◆ Record list ◆

•••••

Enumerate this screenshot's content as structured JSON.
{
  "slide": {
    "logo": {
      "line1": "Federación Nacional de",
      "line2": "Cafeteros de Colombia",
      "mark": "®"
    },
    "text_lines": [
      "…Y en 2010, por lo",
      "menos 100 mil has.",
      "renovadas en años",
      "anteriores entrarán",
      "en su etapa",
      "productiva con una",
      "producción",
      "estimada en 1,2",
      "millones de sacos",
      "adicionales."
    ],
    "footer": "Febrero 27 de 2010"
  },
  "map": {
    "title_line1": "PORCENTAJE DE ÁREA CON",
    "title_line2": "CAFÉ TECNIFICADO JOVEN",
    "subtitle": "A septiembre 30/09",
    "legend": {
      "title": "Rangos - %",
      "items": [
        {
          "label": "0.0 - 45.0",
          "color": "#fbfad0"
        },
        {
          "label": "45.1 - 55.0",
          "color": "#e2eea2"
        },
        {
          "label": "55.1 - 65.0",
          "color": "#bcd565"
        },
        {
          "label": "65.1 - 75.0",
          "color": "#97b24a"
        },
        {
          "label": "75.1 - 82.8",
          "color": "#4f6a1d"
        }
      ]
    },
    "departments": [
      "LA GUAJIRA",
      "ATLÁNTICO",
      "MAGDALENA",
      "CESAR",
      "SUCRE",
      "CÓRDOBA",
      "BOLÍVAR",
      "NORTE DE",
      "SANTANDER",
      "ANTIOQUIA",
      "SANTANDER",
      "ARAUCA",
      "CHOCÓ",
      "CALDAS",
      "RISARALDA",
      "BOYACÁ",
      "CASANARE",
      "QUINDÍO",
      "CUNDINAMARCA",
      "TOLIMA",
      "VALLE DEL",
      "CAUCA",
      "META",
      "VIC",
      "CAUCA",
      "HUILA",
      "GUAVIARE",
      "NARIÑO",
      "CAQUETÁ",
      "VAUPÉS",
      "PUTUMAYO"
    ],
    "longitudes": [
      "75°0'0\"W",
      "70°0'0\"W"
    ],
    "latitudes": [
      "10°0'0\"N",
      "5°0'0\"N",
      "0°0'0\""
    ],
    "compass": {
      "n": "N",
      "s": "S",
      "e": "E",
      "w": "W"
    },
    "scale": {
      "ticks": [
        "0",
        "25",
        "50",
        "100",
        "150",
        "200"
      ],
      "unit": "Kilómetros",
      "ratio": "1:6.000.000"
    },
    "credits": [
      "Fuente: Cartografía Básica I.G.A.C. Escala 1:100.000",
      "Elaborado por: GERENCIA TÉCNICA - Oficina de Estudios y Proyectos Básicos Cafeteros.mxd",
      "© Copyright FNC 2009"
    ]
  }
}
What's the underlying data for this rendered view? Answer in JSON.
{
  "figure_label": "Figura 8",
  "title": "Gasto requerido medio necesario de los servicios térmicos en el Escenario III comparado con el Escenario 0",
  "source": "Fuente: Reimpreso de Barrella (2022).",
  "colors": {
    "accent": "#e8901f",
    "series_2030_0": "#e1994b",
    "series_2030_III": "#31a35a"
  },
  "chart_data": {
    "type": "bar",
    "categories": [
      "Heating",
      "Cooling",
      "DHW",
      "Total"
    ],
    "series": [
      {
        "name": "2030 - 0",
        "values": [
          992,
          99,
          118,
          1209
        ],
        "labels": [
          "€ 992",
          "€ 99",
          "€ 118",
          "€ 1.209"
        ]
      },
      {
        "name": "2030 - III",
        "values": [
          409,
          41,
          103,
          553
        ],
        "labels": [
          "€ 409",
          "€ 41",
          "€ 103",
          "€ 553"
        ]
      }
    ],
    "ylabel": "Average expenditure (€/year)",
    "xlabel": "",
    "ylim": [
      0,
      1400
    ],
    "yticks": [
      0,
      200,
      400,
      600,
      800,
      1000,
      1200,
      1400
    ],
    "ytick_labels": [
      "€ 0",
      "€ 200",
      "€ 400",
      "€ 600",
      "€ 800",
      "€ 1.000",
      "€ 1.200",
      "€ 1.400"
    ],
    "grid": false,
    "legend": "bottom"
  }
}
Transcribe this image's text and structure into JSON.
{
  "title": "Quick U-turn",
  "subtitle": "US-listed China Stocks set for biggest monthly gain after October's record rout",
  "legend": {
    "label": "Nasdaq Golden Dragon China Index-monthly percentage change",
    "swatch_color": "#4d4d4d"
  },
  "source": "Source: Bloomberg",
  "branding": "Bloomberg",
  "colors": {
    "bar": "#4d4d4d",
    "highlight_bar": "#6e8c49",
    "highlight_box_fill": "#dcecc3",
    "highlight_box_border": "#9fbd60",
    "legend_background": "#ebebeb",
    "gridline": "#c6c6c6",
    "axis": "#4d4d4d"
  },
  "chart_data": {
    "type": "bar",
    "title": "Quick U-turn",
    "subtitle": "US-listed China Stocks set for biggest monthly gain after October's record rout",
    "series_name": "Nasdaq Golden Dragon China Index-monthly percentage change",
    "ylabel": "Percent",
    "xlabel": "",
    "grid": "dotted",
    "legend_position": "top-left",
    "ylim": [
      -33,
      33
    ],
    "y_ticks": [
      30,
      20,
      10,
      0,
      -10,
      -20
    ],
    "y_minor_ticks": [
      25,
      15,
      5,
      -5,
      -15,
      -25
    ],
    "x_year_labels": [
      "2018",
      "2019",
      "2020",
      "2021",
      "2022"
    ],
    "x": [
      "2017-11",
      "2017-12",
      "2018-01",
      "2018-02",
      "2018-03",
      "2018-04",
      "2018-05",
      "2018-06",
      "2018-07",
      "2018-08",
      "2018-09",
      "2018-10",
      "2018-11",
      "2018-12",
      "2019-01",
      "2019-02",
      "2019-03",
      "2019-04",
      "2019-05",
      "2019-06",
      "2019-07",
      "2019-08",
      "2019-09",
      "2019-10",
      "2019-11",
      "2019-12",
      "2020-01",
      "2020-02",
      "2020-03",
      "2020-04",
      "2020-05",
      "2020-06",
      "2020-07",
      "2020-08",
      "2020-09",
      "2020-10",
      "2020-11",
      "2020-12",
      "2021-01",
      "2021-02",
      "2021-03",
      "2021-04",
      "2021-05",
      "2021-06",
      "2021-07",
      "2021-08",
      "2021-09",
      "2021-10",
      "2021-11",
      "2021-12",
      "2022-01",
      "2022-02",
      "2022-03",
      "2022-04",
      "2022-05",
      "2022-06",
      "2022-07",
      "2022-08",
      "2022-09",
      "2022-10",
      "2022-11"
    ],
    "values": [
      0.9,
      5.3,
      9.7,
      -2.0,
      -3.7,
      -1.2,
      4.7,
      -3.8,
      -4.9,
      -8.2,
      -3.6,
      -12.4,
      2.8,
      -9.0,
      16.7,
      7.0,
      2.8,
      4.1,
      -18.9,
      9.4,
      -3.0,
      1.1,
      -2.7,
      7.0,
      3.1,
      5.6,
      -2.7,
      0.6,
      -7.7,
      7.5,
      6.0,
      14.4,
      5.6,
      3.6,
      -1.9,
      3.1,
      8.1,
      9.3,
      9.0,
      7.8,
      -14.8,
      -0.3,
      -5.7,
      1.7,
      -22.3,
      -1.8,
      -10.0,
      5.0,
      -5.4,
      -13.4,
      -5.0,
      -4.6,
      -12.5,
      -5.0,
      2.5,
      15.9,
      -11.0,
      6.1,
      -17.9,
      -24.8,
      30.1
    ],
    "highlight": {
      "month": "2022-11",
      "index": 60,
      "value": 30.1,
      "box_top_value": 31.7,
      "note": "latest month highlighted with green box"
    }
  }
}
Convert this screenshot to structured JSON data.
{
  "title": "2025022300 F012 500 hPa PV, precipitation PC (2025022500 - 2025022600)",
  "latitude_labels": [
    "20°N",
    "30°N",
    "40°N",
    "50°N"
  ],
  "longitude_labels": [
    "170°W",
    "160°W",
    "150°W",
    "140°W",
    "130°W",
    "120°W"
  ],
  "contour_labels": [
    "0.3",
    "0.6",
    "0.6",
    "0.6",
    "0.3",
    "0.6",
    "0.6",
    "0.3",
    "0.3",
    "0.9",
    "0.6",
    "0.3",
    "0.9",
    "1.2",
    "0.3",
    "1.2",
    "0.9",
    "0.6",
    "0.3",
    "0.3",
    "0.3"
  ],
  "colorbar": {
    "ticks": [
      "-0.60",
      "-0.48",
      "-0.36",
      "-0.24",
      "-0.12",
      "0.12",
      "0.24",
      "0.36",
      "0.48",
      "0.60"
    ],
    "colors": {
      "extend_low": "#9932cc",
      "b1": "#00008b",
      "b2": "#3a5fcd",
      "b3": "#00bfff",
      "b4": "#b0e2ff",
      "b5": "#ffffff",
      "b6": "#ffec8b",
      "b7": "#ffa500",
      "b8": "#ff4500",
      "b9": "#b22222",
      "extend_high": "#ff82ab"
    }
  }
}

•••••

◆ Required work ◆
Tally how many lines of the records hold the word "subtitle". Answer with the number only.

◆ Solution for this task ◆
3